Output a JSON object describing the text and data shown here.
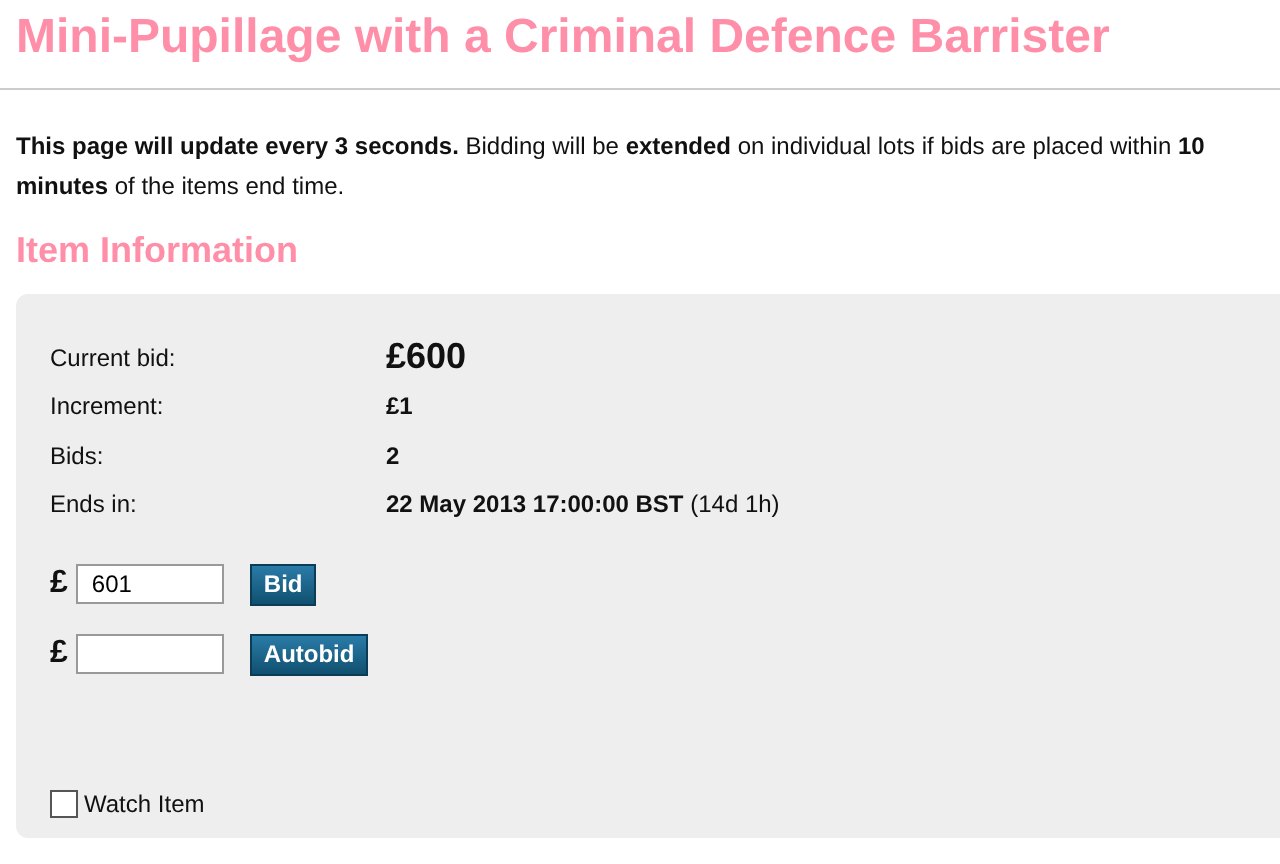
{
  "title": "Mini-Pupillage with a Criminal Defence Barrister",
  "notice": "**This page will update every 3 seconds.** Bidding will be **extended** on individual lots if bids are placed within **10 minutes** of the items end time.",
  "section_heading": "Item Information",
  "details": [
    {
      "label": "Current bid:",
      "value": "£600",
      "kind": "large"
    },
    {
      "label": "Increment:",
      "value": "£1",
      "kind": "bold"
    },
    {
      "label": "Bids:",
      "value": "2",
      "kind": "bold"
    },
    {
      "label": "Ends in:",
      "value": "**22 May 2013 17:00:00 BST** (14d 1h)",
      "kind": "rich"
    }
  ],
  "bid_forms": [
    {
      "currency": "£",
      "value": "601",
      "button": "Bid"
    },
    {
      "currency": "£",
      "button": "Autobid"
    }
  ],
  "watch": {
    "label": "Watch Item",
    "checked": false
  }
}
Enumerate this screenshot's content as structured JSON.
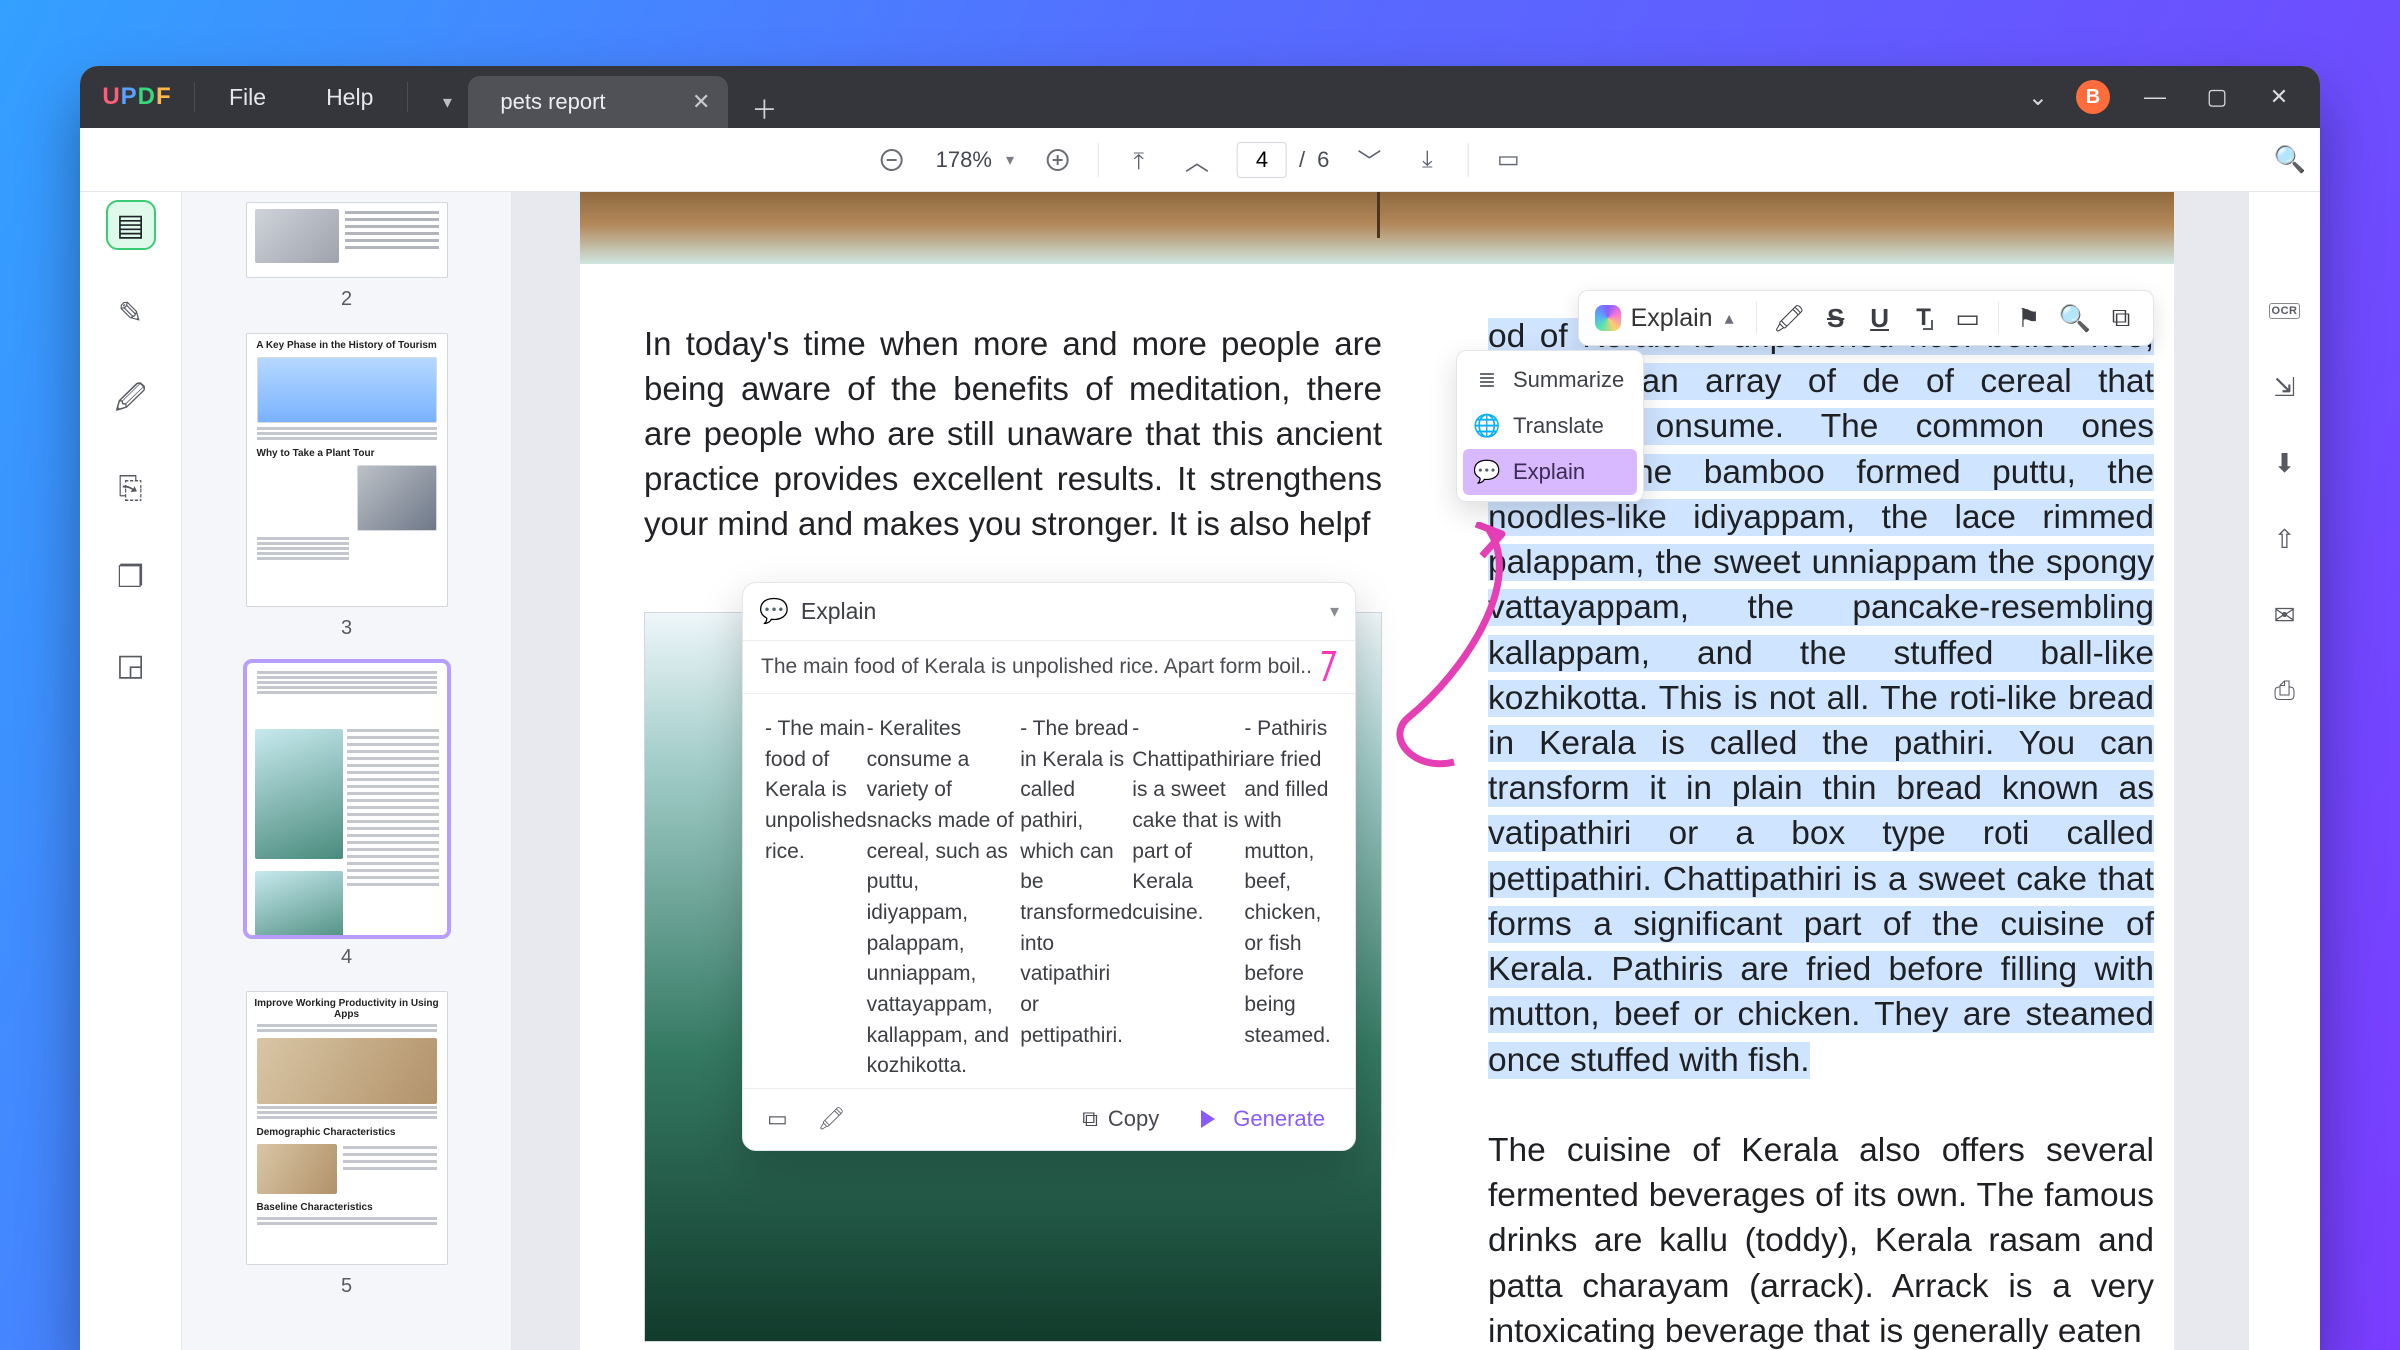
{
  "app": {
    "logo_text": "UPDF"
  },
  "menubar": {
    "file": "File",
    "help": "Help"
  },
  "tab": {
    "title": "pets report"
  },
  "avatar": {
    "initial": "B"
  },
  "toolbar": {
    "zoom_pct": "178%",
    "page_current": "4",
    "page_sep": "/",
    "page_total": "6"
  },
  "thumbnails": {
    "n2": "2",
    "n3": "3",
    "t3_title": "A Key Phase in the History of Tourism",
    "t3_sub": "Why to Take a Plant Tour",
    "n4": "4",
    "n5": "5",
    "t5_title1": "Improve Working Productivity in Using Apps",
    "t5_title2": "Demographic Characteristics",
    "t5_title3": "Baseline Characteristics"
  },
  "page_text": {
    "left_p1": "In today's time when more and more people are being aware of the benefits of meditation, there are people who are still unaware that this ancient practice provides excellent results. It strengthens your mind and makes you stronger. It is also helpf",
    "right_sel": "od of Kerala is unpolished rice. boiled rice, there is an array of de of cereal that Keralites onsume. The common ones include the bamboo formed puttu, the noodles-like idiyappam, the lace rimmed palappam, the sweet unniappam the spongy vattayappam, the pancake-resembling kallappam, and the stuffed ball-like kozhikotta. This is not all. The roti-like bread in Kerala is called the pathiri. You can transform it in plain thin bread known as vatipathiri or a box type roti called pettipathiri. Chattipathiri is a sweet cake that forms a significant part of the cuisine of Kerala. Pathiris are fried before filling with mutton, beef or chicken. They are steamed once stuffed with fish.",
    "right_p2": "The cuisine of Kerala also offers several fermented beverages of its own. The famous drinks are kallu (toddy), Kerala rasam and patta charayam (arrack). Arrack is a very intoxicating beverage that is generally eaten"
  },
  "selection_toolbar": {
    "explain": "Explain"
  },
  "ai_menu": {
    "summarize": "Summarize",
    "translate": "Translate",
    "explain": "Explain"
  },
  "panel": {
    "title": "Explain",
    "query": "The main food of Kerala is unpolished rice. Apart form boil..",
    "bullets": [
      "- The main food of Kerala is unpolished rice.",
      "- Keralites consume a variety of snacks made of cereal, such as puttu, idiyappam, palappam, unniappam, vattayappam, kallappam, and kozhikotta.",
      "- The bread in Kerala is called pathiri, which can be transformed into vatipathiri or pettipathiri.",
      "- Chattipathiri is a sweet cake that is part of Kerala cuisine.",
      "- Pathiris are fried and filled with mutton, beef, chicken, or fish before being steamed."
    ],
    "copy": "Copy",
    "generate": "Generate"
  },
  "rightrail": {
    "ocr": "OCR"
  }
}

_____

**Stated task:** Check every line of the listing for the string "food" and report how many lines have it, as a number alone.

**Correct output:** 2